■ WORK INSTRUCTIONS: Every entry, from first to last, must be written out exactly.

**** EXTRACTED RECORDS ****

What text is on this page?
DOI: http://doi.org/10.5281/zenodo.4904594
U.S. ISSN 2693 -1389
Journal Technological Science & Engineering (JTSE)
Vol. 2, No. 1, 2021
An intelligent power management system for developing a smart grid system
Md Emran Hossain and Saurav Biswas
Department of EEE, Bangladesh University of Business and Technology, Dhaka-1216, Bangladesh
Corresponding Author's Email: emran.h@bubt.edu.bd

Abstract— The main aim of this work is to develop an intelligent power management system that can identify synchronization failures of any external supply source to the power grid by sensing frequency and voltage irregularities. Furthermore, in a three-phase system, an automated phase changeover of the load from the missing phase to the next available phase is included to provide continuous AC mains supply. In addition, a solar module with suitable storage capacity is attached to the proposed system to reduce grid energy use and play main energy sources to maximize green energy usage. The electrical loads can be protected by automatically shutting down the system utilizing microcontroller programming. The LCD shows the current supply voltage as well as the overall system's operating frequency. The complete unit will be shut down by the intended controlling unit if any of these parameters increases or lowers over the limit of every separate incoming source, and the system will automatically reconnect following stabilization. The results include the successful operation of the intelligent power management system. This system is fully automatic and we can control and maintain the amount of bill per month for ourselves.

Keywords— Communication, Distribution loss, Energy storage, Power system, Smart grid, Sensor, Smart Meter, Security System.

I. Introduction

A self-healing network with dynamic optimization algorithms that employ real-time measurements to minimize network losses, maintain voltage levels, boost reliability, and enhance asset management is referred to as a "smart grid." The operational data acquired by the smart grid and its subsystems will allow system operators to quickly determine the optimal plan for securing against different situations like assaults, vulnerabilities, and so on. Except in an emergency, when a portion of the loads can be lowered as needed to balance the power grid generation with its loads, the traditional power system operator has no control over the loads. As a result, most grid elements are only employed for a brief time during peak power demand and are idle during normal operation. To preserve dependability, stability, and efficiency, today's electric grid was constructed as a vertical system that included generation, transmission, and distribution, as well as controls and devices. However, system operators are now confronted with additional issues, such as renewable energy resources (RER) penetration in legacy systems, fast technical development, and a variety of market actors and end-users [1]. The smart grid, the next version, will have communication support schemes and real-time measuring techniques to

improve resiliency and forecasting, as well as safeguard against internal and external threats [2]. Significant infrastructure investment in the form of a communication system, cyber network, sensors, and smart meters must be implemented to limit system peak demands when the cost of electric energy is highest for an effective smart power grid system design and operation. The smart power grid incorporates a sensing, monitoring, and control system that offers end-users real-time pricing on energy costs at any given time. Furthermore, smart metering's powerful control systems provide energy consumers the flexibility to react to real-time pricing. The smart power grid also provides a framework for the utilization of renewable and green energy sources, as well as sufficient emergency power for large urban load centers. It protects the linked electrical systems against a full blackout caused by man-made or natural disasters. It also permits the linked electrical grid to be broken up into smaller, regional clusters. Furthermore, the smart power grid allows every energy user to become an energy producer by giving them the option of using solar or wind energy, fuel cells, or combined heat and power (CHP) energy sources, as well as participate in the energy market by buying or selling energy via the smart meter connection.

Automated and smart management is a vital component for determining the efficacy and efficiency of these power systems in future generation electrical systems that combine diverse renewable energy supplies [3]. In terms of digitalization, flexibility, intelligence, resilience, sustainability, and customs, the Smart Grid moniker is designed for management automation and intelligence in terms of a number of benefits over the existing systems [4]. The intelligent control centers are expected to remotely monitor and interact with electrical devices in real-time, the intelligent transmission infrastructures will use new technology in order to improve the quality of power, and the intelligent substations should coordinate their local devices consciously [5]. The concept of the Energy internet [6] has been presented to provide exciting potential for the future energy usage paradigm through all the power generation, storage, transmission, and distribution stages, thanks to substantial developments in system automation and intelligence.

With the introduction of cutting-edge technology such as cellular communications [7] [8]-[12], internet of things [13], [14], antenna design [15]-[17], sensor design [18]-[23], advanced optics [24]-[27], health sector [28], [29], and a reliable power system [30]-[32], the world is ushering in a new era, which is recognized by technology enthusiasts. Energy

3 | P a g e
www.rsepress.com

****

■ SOLUTION:
What text is on this page?
DOI: http://doi.org/10.5281/zenodo.4904594
U.S. ISSN 2693 -1389
Journal Technological Science & Engineering (JTSE)
Vol. 2, No. 1, 2021
An intelligent power management system for developing a smart grid system
Md Emran Hossain and Saurav Biswas
Department of EEE, Bangladesh University of Business and Technology, Dhaka-1216, Bangladesh
Corresponding Author's Email: emran.h@bubt.edu.bd

Abstract— The main aim of this work is to develop an intelligent power management system that can identify synchronization failures of any external supply source to the power grid by sensing frequency and voltage irregularities. Furthermore, in a three-phase system, an automated phase changeover of the load from the missing phase to the next available phase is included to provide continuous AC mains supply. In addition, a solar module with suitable storage capacity is attached to the proposed system to reduce grid energy use and play main energy sources to maximize green energy usage. The electrical loads can be protected by automatically shutting down the system utilizing microcontroller programming. The LCD shows the current supply voltage as well as the overall system's operating frequency. The complete unit will be shut down by the intended controlling unit if any of these parameters increases or lowers over the limit of every separate incoming source, and the system will automatically reconnect following stabilization. The results include the successful operation of the intelligent power management system. This system is fully automatic and we can control and maintain the amount of bill per month for ourselves.

Keywords— Communication, Distribution loss, Energy storage, Power system, Smart grid, Sensor, Smart Meter, Security System.

I. Introduction

A self-healing network with dynamic optimization algorithms that employ real-time measurements to minimize network losses, maintain voltage levels, boost reliability, and enhance asset management is referred to as a "smart grid." The operational data acquired by the smart grid and its subsystems will allow system operators to quickly determine the optimal plan for securing against different situations like assaults, vulnerabilities, and so on. Except in an emergency, when a portion of the loads can be lowered as needed to balance the power grid generation with its loads, the traditional power system operator has no control over the loads. As a result, most grid elements are only employed for a brief time during peak power demand and are idle during normal operation. To preserve dependability, stability, and efficiency, today's electric grid was constructed as a vertical system that included generation, transmission, and distribution, as well as controls and devices. However, system operators are now confronted with additional issues, such as renewable energy resources (RER) penetration in legacy systems, fast technical development, and a variety of market actors and end-users [1]. The smart grid, the next version, will have communication support schemes and real-time measuring techniques to

improve resiliency and forecasting, as well as safeguard against internal and external threats [2]. Significant infrastructure investment in the form of a communication system, cyber network, sensors, and smart meters must be implemented to limit system peak demands when the cost of electric energy is highest for an effective smart power grid system design and operation. The smart power grid incorporates a sensing, monitoring, and control system that offers end-users real-time pricing on energy costs at any given time. Furthermore, smart metering's powerful control systems provide energy consumers the flexibility to react to real-time pricing. The smart power grid also provides a framework for the utilization of renewable and green energy sources, as well as sufficient emergency power for large urban load centers. It protects the linked electrical systems against a full blackout caused by man-made or natural disasters. It also permits the linked electrical grid to be broken up into smaller, regional clusters. Furthermore, the smart power grid allows every energy user to become an energy producer by giving them the option of using solar or wind energy, fuel cells, or combined heat and power (CHP) energy sources, as well as participate in the energy market by buying or selling energy via the smart meter connection.

Automated and smart management is a vital component for determining the efficacy and efficiency of these power systems in future generation electrical systems that combine diverse renewable energy supplies [3]. In terms of digitalization, flexibility, intelligence, resilience, sustainability, and customs, the Smart Grid moniker is designed for management automation and intelligence in terms of a number of benefits over the existing systems [4]. The intelligent control centers are expected to remotely monitor and interact with electrical devices in real-time, the intelligent transmission infrastructures will use new technology in order to improve the quality of power, and the intelligent substations should coordinate their local devices consciously [5]. The concept of the Energy internet [6] has been presented to provide exciting potential for the future energy usage paradigm through all the power generation, storage, transmission, and distribution stages, thanks to substantial developments in system automation and intelligence.

With the introduction of cutting-edge technology such as cellular communications [7] [8]-[12], internet of things [13], [14], antenna design [15]-[17], sensor design [18]-[23], advanced optics [24]-[27], health sector [28], [29], and a reliable power system [30]-[32], the world is ushering in a new era, which is recognized by technology enthusiasts. Energy

3 | P a g e
www.rsepress.com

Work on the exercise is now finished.